------ DATA ------

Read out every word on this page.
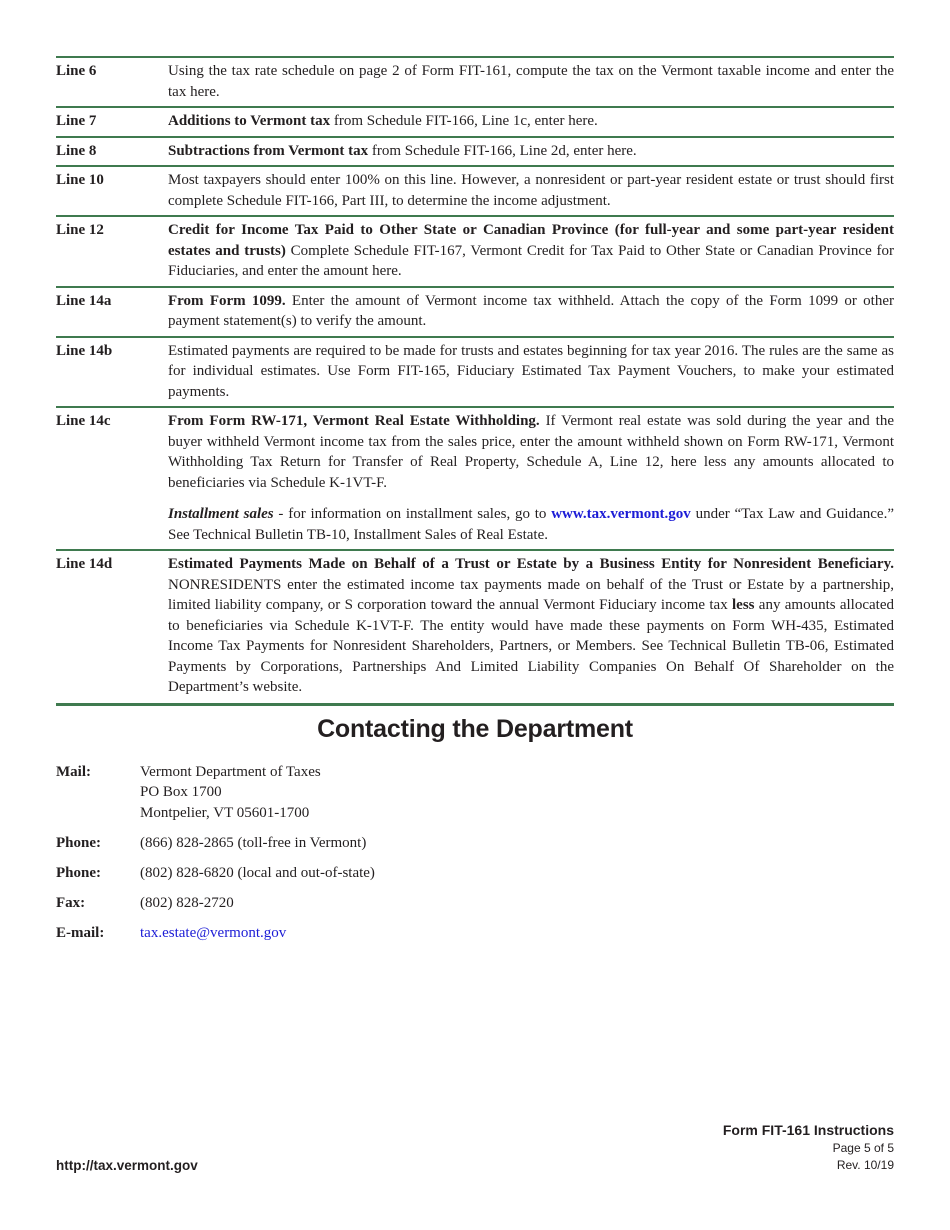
Line 6	Using the tax rate schedule on page 2 of Form FIT-161, compute the tax on the Vermont taxable income and enter the tax here.
Line 7	Additions to Vermont tax from Schedule FIT-166, Line 1c, enter here.
Line 8	Subtractions from Vermont tax from Schedule FIT-166, Line 2d, enter here.
Line 10	Most taxpayers should enter 100% on this line. However, a nonresident or part-year resident estate or trust should first complete Schedule FIT-166, Part III, to determine the income adjustment.
Line 12	Credit for Income Tax Paid to Other State or Canadian Province (for full-year and some part-year resident estates and trusts) Complete Schedule FIT-167, Vermont Credit for Tax Paid to Other State or Canadian Province for Fiduciaries, and enter the amount here.
Line 14a	From Form 1099. Enter the amount of Vermont income tax withheld. Attach the copy of the Form 1099 or other payment statement(s) to verify the amount.
Line 14b	Estimated payments are required to be made for trusts and estates beginning for tax year 2016. The rules are the same as for individual estimates. Use Form FIT-165, Fiduciary Estimated Tax Payment Vouchers, to make your estimated payments.
Line 14c	From Form RW-171, Vermont Real Estate Withholding. If Vermont real estate was sold during the year and the buyer withheld Vermont income tax from the sales price, enter the amount withheld shown on Form RW-171, Vermont Withholding Tax Return for Transfer of Real Property, Schedule A, Line 12, here less any amounts allocated to beneficiaries via Schedule K-1VT-F.

Installment sales - for information on installment sales, go to www.tax.vermont.gov under “Tax Law and Guidance.” See Technical Bulletin TB-10, Installment Sales of Real Estate.

Line 14d	Estimated Payments Made on Behalf of a Trust or Estate by a Business Entity for Nonresident Beneficiary. NONRESIDENTS enter the estimated income tax payments made on behalf of the Trust or Estate by a partnership, limited liability company, or S corporation toward the annual Vermont Fiduciary income tax less any amounts allocated to beneficiaries via Schedule K-1VT-F. The entity would have made these payments on Form WH-435, Estimated Income Tax Payments for Nonresident Shareholders, Partners, or Members. See Technical Bulletin TB-06, Estimated Payments by Corporations, Partnerships And Limited Liability Companies On Behalf Of Shareholder on the Department’s website.
Contacting the Department
Mail:	Vermont Department of Taxes
PO Box 1700
Montpelier, VT 05601-1700
Phone:	(866) 828-2865 (toll-free in Vermont)
Phone:	(802) 828-6820 (local and out-of-state)
Fax:	(802) 828-2720
E-mail:	tax.estate@vermont.gov
http://tax.vermont.gov
Form FIT-161 Instructions
Page 5 of 5
Rev. 10/19
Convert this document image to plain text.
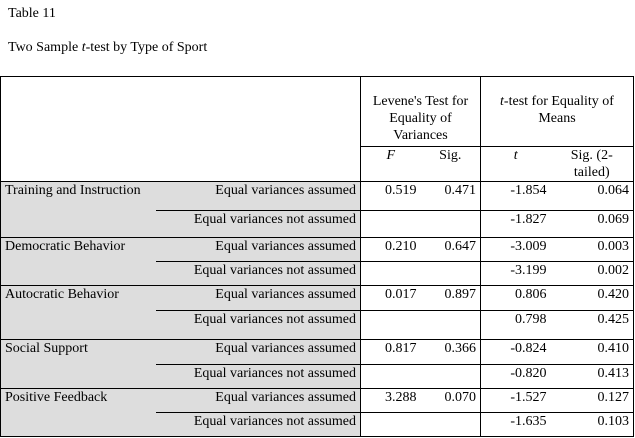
Table 11
Two Sample t-test by Type of Sport
		Levene's Test for Equality of Variances		t-test for Equality of Means	
		F	Sig.	t	Sig. (2-tailed)
Training and Instruction	Equal variances assumed	0.519	0.471	-1.854	0.064
	Equal variances not assumed			-1.827	0.069
Democratic Behavior	Equal variances assumed	0.210	0.647	-3.009	0.003
	Equal variances not assumed			-3.199	0.002
Autocratic Behavior	Equal variances assumed	0.017	0.897	0.806	0.420
	Equal variances not assumed			0.798	0.425
Social Support	Equal variances assumed	0.817	0.366	-0.824	0.410
	Equal variances not assumed			-0.820	0.413
Positive Feedback	Equal variances assumed	3.288	0.070	-1.527	0.127
	Equal variances not assumed			-1.635	0.103
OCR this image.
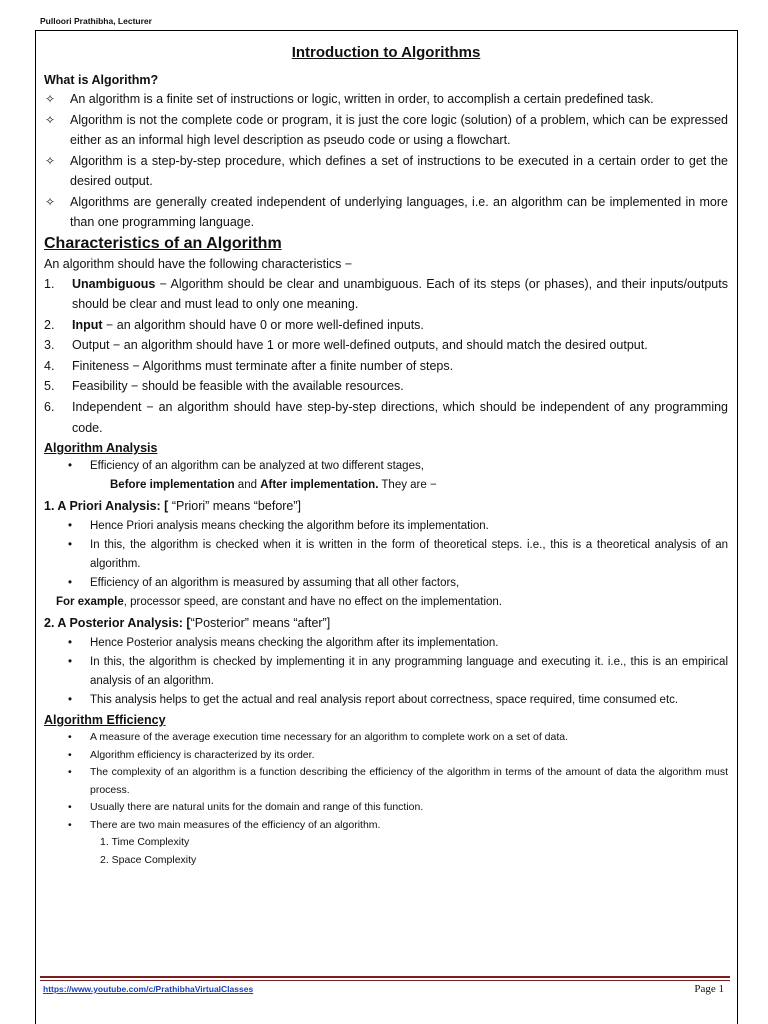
Pulloori Prathibha, Lecturer
Introduction to Algorithms
What is Algorithm?
✧ An algorithm is a finite set of instructions or logic, written in order, to accomplish a certain predefined task.
✧ Algorithm is not the complete code or program, it is just the core logic (solution) of a problem, which can be expressed either as an informal high level description as pseudo code or using a flowchart.
✧ Algorithm is a step-by-step procedure, which defines a set of instructions to be executed in a certain order to get the desired output.
✧ Algorithms are generally created independent of underlying languages, i.e. an algorithm can be implemented in more than one programming language.
Characteristics of an Algorithm

An algorithm should have the following characteristics −

1. Unambiguous − Algorithm should be clear and unambiguous. Each of its steps (or phases), and their inputs/outputs should be clear and must lead to only one meaning.
2. Input − an algorithm should have 0 or more well-defined inputs.
3. Output − an algorithm should have 1 or more well-defined outputs, and should match the desired output.
4. Finiteness − Algorithms must terminate after a finite number of steps.
5. Feasibility − should be feasible with the available resources.
6. Independent − an algorithm should have step-by-step directions, which should be independent of any programming code.
Algorithm Analysis
• Efficiency of an algorithm can be analyzed at two different stages,

Before implementation and After implementation. They are −

1. A Priori Analysis: [ “Priori” means “before”]

• Hence Priori analysis means checking the algorithm before its implementation.
• In this, the algorithm is checked when it is written in the form of theoretical steps. i.e., this is a theoretical analysis of an algorithm.
• Efficiency of an algorithm is measured by assuming that all other factors,

For example, processor speed, are constant and have no effect on the implementation.

2. A Posterior Analysis: [“Posterior” means “after”]

• Hence Posterior analysis means checking the algorithm after its implementation.
• In this, the algorithm is checked by implementing it in any programming language and executing it. i.e., this is an empirical analysis of an algorithm.
• This analysis helps to get the actual and real analysis report about correctness, space required, time consumed etc.
Algorithm Efficiency
• A measure of the average execution time necessary for an algorithm to complete work on a set of data.
• Algorithm efficiency is characterized by its order.
• The complexity of an algorithm is a function describing the efficiency of the algorithm in terms of the amount of data the algorithm must process.
• Usually there are natural units for the domain and range of this function.
• There are two main measures of the efficiency of an algorithm.

1. Time Complexity

2. Space Complexity

https://www.youtube.com/c/PrathibhaVirtualClasses	Page 1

------

# OBJECTIVE:
Nothing in the entries should change as you copy them, except that the pictures are left out.

# RESULT FOR THIS EXERCISE:
Read out every word on this page.
Line 6	Using the tax rate schedule on page 2 of Form FIT-161, compute the tax on the Vermont taxable income and enter the tax here.
Line 7	Additions to Vermont tax from Schedule FIT-166, Line 1c, enter here.
Line 8	Subtractions from Vermont tax from Schedule FIT-166, Line 2d, enter here.
Line 10	Most taxpayers should enter 100% on this line. However, a nonresident or part-year resident estate or trust should first complete Schedule FIT-166, Part III, to determine the income adjustment.
Line 12	Credit for Income Tax Paid to Other State or Canadian Province (for full-year and some part-year resident estates and trusts) Complete Schedule FIT-167, Vermont Credit for Tax Paid to Other State or Canadian Province for Fiduciaries, and enter the amount here.
Line 14a	From Form 1099. Enter the amount of Vermont income tax withheld. Attach the copy of the Form 1099 or other payment statement(s) to verify the amount.
Line 14b	Estimated payments are required to be made for trusts and estates beginning for tax year 2016. The rules are the same as for individual estimates. Use Form FIT-165, Fiduciary Estimated Tax Payment Vouchers, to make your estimated payments.
Line 14c	From Form RW-171, Vermont Real Estate Withholding. If Vermont real estate was sold during the year and the buyer withheld Vermont income tax from the sales price, enter the amount withheld shown on Form RW-171, Vermont Withholding Tax Return for Transfer of Real Property, Schedule A, Line 12, here less any amounts allocated to beneficiaries via Schedule K-1VT-F.

Installment sales - for information on installment sales, go to www.tax.vermont.gov under “Tax Law and Guidance.” See Technical Bulletin TB-10, Installment Sales of Real Estate.

Line 14d	Estimated Payments Made on Behalf of a Trust or Estate by a Business Entity for Nonresident Beneficiary. NONRESIDENTS enter the estimated income tax payments made on behalf of the Trust or Estate by a partnership, limited liability company, or S corporation toward the annual Vermont Fiduciary income tax less any amounts allocated to beneficiaries via Schedule K-1VT-F. The entity would have made these payments on Form WH-435, Estimated Income Tax Payments for Nonresident Shareholders, Partners, or Members. See Technical Bulletin TB-06, Estimated Payments by Corporations, Partnerships And Limited Liability Companies On Behalf Of Shareholder on the Department’s website.
Contacting the Department
Mail:	Vermont Department of Taxes
PO Box 1700
Montpelier, VT 05601-1700
Phone:	(866) 828-2865 (toll-free in Vermont)
Phone:	(802) 828-6820 (local and out-of-state)
Fax:	(802) 828-2720
E-mail:	tax.estate@vermont.gov
http://tax.vermont.gov
Form FIT-161 Instructions
Page 5 of 5
Rev. 10/19
Convert this document image to plain text.
Table 11
Two Sample t-test by Type of Sport
		Levene's Test for Equality of Variances		t-test for Equality of Means	
		F	Sig.	t	Sig. (2-tailed)
Training and Instruction	Equal variances assumed	0.519	0.471	-1.854	0.064
	Equal variances not assumed			-1.827	0.069
Democratic Behavior	Equal variances assumed	0.210	0.647	-3.009	0.003
	Equal variances not assumed			-3.199	0.002
Autocratic Behavior	Equal variances assumed	0.017	0.897	0.806	0.420
	Equal variances not assumed			0.798	0.425
Social Support	Equal variances assumed	0.817	0.366	-0.824	0.410
	Equal variances not assumed			-0.820	0.413
Positive Feedback	Equal variances assumed	3.288	0.070	-1.527	0.127
	Equal variances not assumed			-1.635	0.103
OCR this image.
Pulloori Prathibha, Lecturer
Introduction to Algorithms
What is Algorithm?
✧ An algorithm is a finite set of instructions or logic, written in order, to accomplish a certain predefined task.
✧ Algorithm is not the complete code or program, it is just the core logic (solution) of a problem, which can be expressed either as an informal high level description as pseudo code or using a flowchart.
✧ Algorithm is a step-by-step procedure, which defines a set of instructions to be executed in a certain order to get the desired output.
✧ Algorithms are generally created independent of underlying languages, i.e. an algorithm can be implemented in more than one programming language.
Characteristics of an Algorithm

An algorithm should have the following characteristics −

1. Unambiguous − Algorithm should be clear and unambiguous. Each of its steps (or phases), and their inputs/outputs should be clear and must lead to only one meaning.
2. Input − an algorithm should have 0 or more well-defined inputs.
3. Output − an algorithm should have 1 or more well-defined outputs, and should match the desired output.
4. Finiteness − Algorithms must terminate after a finite number of steps.
5. Feasibility − should be feasible with the available resources.
6. Independent − an algorithm should have step-by-step directions, which should be independent of any programming code.
Algorithm Analysis
• Efficiency of an algorithm can be analyzed at two different stages,

Before implementation and After implementation. They are −

1. A Priori Analysis: [ “Priori” means “before”]

• Hence Priori analysis means checking the algorithm before its implementation.
• In this, the algorithm is checked when it is written in the form of theoretical steps. i.e., this is a theoretical analysis of an algorithm.
• Efficiency of an algorithm is measured by assuming that all other factors,

For example, processor speed, are constant and have no effect on the implementation.

2. A Posterior Analysis: [“Posterior” means “after”]

• Hence Posterior analysis means checking the algorithm after its implementation.
• In this, the algorithm is checked by implementing it in any programming language and executing it. i.e., this is an empirical analysis of an algorithm.
• This analysis helps to get the actual and real analysis report about correctness, space required, time consumed etc.
Algorithm Efficiency
• A measure of the average execution time necessary for an algorithm to complete work on a set of data.
• Algorithm efficiency is characterized by its order.
• The complexity of an algorithm is a function describing the efficiency of the algorithm in terms of the amount of data the algorithm must process.
• Usually there are natural units for the domain and range of this function.
• There are two main measures of the efficiency of an algorithm.

1. Time Complexity

2. Space Complexity

https://www.youtube.com/c/PrathibhaVirtualClasses	Page 1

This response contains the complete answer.